What you should do >>
From the entries below, copy every line that holds the word "ylabel".

** START Data for the task **

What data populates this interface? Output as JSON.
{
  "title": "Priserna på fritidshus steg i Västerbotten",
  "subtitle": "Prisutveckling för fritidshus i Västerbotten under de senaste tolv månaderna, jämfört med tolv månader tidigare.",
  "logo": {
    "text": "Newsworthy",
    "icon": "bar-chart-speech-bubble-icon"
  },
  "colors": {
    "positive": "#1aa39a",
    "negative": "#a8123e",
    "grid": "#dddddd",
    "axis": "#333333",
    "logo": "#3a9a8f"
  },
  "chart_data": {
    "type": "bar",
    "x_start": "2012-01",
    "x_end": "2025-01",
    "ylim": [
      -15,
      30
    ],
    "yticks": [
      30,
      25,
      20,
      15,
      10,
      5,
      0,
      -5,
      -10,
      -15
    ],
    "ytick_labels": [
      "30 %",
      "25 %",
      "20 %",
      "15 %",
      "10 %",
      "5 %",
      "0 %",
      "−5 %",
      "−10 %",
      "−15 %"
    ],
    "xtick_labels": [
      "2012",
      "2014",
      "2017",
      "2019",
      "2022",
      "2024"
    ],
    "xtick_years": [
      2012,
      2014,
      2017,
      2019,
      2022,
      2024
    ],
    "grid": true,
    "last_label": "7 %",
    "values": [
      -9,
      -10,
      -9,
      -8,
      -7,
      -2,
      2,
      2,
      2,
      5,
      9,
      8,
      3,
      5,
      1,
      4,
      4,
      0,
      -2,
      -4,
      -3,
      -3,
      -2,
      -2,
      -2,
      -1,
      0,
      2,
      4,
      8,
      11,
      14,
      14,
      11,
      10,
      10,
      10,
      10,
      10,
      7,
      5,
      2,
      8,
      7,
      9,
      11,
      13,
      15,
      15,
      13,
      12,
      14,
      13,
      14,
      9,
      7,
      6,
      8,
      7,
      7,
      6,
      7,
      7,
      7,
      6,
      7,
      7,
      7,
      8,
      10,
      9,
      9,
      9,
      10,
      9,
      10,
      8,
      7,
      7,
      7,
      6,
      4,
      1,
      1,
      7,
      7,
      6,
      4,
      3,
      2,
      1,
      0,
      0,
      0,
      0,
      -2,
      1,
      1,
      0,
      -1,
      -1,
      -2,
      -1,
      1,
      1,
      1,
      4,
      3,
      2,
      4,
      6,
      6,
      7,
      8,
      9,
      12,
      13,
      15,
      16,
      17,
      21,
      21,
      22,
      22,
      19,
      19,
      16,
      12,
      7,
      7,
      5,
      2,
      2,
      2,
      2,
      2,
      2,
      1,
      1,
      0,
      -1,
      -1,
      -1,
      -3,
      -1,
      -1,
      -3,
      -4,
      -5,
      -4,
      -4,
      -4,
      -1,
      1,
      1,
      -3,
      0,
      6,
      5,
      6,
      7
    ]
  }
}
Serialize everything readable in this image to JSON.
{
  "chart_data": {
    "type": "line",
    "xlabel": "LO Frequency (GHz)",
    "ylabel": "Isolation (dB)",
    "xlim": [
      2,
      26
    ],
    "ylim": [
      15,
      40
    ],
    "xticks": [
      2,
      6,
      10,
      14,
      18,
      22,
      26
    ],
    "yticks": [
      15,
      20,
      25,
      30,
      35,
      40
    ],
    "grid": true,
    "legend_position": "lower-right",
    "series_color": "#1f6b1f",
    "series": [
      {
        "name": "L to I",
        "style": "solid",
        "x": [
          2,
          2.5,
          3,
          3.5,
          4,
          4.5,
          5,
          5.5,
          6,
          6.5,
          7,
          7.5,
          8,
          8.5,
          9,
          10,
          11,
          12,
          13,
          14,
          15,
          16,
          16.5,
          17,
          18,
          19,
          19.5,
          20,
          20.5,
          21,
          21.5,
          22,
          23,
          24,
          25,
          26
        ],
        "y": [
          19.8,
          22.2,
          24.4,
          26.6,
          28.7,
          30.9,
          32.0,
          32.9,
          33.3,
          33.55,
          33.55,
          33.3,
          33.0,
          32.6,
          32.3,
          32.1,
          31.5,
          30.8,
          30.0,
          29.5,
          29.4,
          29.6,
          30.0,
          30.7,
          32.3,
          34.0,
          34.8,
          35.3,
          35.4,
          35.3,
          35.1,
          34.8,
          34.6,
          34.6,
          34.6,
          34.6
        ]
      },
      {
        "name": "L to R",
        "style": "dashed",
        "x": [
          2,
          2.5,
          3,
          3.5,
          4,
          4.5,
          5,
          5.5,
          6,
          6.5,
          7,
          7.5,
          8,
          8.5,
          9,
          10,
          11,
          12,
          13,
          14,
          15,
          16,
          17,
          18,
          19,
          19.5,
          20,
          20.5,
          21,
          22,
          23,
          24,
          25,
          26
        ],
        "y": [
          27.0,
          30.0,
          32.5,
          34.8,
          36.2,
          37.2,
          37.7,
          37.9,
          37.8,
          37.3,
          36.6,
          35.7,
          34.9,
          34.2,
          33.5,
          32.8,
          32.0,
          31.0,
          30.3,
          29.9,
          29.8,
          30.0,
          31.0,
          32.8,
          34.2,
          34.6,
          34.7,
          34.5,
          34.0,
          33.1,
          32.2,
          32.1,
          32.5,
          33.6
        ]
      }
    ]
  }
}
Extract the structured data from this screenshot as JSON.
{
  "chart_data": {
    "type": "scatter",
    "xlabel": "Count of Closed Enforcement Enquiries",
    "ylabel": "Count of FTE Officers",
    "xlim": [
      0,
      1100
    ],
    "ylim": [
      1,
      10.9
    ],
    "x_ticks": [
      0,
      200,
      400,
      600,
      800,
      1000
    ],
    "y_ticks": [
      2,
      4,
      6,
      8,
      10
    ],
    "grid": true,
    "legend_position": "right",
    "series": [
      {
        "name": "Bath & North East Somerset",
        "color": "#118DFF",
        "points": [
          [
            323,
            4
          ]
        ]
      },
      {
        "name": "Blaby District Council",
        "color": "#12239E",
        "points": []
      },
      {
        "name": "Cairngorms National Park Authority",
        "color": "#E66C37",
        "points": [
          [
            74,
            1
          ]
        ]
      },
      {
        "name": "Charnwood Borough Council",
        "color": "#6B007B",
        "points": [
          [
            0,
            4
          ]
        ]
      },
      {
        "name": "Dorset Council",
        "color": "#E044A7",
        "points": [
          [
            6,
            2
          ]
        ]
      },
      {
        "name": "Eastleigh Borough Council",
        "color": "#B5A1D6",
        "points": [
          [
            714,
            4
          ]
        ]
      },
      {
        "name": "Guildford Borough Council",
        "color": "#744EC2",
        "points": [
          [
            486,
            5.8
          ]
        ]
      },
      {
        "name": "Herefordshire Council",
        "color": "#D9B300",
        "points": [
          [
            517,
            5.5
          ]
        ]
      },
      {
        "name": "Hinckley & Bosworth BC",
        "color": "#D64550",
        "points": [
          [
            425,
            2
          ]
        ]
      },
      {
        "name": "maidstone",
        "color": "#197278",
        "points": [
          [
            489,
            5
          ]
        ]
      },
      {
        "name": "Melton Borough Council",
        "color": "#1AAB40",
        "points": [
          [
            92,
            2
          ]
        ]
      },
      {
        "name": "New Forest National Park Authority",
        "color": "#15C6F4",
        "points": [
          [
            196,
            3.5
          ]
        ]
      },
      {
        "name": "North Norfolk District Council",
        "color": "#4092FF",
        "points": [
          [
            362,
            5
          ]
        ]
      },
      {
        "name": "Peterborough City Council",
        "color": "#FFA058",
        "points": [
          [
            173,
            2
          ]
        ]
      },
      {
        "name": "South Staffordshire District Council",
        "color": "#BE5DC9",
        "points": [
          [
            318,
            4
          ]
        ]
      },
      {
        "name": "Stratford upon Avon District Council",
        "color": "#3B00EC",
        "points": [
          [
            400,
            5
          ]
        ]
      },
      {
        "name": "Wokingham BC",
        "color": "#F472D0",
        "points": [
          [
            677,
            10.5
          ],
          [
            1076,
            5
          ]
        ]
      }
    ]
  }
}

** END Data for the task **

Solved problem >>
    "ylabel": "Isolation (dB)",
    "ylabel": "Count of FTE Officers",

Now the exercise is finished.